## Objective
Copy out the lines of the data verbatim, beginning with the very first line and stopping after the line that contains "paragraph-combined-methods <box>238 187", with that line included.
# start of Data to use
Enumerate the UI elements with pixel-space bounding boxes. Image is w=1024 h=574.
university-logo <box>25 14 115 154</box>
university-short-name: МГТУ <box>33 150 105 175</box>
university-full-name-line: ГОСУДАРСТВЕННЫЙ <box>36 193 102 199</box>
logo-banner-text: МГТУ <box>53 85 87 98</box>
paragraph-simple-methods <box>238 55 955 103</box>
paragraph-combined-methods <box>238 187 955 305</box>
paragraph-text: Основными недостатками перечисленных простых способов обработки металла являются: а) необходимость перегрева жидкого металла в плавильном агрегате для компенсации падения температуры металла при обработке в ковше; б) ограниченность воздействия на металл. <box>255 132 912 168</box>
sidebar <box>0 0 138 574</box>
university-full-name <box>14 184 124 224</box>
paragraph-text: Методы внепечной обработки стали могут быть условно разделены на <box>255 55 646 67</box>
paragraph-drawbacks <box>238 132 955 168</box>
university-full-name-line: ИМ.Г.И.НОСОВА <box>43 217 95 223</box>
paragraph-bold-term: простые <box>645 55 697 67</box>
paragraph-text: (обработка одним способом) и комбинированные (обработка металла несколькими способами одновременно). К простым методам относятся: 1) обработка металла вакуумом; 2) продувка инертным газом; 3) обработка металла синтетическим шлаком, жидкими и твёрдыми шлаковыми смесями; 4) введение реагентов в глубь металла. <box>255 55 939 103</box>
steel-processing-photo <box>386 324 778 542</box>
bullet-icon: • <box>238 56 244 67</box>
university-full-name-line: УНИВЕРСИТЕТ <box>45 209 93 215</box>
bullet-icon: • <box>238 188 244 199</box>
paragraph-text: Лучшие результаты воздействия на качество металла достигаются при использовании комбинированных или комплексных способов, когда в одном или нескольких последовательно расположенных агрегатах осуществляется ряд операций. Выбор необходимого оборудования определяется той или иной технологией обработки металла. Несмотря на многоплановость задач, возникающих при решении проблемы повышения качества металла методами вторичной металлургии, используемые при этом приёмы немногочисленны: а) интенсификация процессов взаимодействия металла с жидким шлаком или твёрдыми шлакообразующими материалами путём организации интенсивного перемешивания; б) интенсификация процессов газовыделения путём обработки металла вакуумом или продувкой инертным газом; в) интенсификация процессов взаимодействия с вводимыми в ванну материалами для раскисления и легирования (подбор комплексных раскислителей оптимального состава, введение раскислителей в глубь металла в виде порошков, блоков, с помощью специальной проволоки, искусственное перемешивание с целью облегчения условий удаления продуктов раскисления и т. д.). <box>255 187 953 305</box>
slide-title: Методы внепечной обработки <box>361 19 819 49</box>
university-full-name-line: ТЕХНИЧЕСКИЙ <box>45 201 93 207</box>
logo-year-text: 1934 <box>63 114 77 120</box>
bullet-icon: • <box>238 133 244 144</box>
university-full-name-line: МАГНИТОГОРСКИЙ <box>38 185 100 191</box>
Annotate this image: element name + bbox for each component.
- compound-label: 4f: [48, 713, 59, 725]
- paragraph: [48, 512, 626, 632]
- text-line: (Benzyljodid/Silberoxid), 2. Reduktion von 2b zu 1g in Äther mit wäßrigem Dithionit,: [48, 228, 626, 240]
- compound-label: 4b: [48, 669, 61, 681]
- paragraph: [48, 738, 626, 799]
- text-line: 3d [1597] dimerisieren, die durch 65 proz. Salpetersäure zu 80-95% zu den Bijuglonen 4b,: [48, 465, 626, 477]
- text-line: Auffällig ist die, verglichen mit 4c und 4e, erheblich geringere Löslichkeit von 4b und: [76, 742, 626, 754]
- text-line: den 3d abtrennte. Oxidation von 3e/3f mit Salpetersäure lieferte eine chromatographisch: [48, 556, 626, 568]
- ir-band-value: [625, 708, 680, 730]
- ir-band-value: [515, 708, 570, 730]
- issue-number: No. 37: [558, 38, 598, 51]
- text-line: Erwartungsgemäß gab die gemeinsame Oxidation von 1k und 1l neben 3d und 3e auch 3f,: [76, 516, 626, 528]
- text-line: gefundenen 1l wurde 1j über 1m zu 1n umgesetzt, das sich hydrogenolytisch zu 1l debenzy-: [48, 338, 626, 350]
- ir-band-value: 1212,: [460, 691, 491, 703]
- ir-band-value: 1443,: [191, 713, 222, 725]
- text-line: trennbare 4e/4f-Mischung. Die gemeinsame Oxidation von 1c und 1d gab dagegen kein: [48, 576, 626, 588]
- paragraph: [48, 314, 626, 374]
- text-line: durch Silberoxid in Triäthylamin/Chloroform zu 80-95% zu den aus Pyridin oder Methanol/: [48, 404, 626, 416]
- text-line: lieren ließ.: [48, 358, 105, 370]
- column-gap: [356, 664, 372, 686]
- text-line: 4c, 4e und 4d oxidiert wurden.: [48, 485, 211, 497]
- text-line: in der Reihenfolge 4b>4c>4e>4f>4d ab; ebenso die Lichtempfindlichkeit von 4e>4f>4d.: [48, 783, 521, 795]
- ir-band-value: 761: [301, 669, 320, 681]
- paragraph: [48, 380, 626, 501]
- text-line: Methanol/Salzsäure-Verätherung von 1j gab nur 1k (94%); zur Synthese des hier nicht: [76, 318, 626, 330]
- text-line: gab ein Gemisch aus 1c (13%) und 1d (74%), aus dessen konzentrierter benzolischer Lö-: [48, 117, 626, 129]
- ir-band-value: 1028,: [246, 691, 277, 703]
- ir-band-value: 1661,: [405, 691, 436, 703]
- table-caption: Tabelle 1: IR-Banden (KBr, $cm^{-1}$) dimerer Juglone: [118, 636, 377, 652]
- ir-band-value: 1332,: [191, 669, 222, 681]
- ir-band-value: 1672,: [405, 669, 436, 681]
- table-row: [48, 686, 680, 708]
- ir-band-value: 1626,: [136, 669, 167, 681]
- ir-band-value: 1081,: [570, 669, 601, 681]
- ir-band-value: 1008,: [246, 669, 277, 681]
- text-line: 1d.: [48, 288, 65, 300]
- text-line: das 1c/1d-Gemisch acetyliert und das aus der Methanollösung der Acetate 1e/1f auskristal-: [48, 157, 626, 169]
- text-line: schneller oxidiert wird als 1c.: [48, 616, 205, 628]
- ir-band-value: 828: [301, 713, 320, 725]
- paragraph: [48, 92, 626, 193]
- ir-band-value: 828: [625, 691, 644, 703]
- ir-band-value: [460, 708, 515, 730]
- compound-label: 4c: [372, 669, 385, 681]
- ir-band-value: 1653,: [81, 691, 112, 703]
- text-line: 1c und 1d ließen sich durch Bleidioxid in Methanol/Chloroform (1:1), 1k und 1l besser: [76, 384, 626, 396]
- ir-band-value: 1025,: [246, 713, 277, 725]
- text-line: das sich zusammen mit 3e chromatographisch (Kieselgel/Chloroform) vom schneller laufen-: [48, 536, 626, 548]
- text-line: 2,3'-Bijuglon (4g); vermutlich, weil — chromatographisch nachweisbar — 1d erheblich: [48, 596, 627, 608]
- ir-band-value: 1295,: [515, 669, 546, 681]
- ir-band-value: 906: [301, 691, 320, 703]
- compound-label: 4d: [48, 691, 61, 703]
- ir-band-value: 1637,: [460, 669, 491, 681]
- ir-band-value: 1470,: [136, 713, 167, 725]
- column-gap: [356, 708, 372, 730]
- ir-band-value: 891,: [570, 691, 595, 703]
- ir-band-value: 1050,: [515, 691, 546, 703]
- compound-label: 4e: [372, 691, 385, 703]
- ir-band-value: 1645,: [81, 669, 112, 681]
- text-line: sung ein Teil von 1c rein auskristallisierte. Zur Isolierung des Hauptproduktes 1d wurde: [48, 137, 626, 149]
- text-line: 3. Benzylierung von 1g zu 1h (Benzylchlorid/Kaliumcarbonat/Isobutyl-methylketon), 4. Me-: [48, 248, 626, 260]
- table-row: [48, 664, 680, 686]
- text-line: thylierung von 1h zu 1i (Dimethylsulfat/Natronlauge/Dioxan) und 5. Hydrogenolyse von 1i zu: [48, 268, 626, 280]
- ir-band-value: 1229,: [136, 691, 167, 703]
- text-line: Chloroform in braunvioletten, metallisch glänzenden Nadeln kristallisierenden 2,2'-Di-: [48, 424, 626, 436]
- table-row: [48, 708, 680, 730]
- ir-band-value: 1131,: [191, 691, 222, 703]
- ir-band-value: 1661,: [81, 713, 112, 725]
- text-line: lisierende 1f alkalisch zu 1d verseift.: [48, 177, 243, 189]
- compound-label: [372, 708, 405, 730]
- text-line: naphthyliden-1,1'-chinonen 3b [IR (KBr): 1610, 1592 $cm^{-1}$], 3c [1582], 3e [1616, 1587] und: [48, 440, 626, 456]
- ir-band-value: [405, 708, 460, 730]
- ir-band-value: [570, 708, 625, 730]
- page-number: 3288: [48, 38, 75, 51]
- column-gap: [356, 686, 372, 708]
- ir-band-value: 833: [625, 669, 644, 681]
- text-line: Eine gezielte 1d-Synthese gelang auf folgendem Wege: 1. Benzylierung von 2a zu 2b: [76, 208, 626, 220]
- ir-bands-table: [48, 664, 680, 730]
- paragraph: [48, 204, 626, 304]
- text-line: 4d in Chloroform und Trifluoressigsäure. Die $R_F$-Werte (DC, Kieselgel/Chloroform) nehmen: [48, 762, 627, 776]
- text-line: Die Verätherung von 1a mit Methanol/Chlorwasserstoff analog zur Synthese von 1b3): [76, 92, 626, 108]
# end of Data to use
## Result of this task
Enumerate the UI elements with pixel-space bounding boxes. Image is w=1024 h=574.
university-logo <box>25 14 115 154</box>
university-short-name: МГТУ <box>33 150 105 175</box>
university-full-name-line: ГОСУДАРСТВЕННЫЙ <box>36 193 102 199</box>
logo-banner-text: МГТУ <box>53 85 87 98</box>
paragraph-simple-methods <box>238 55 955 103</box>
paragraph-combined-methods <box>238 187 955 305</box>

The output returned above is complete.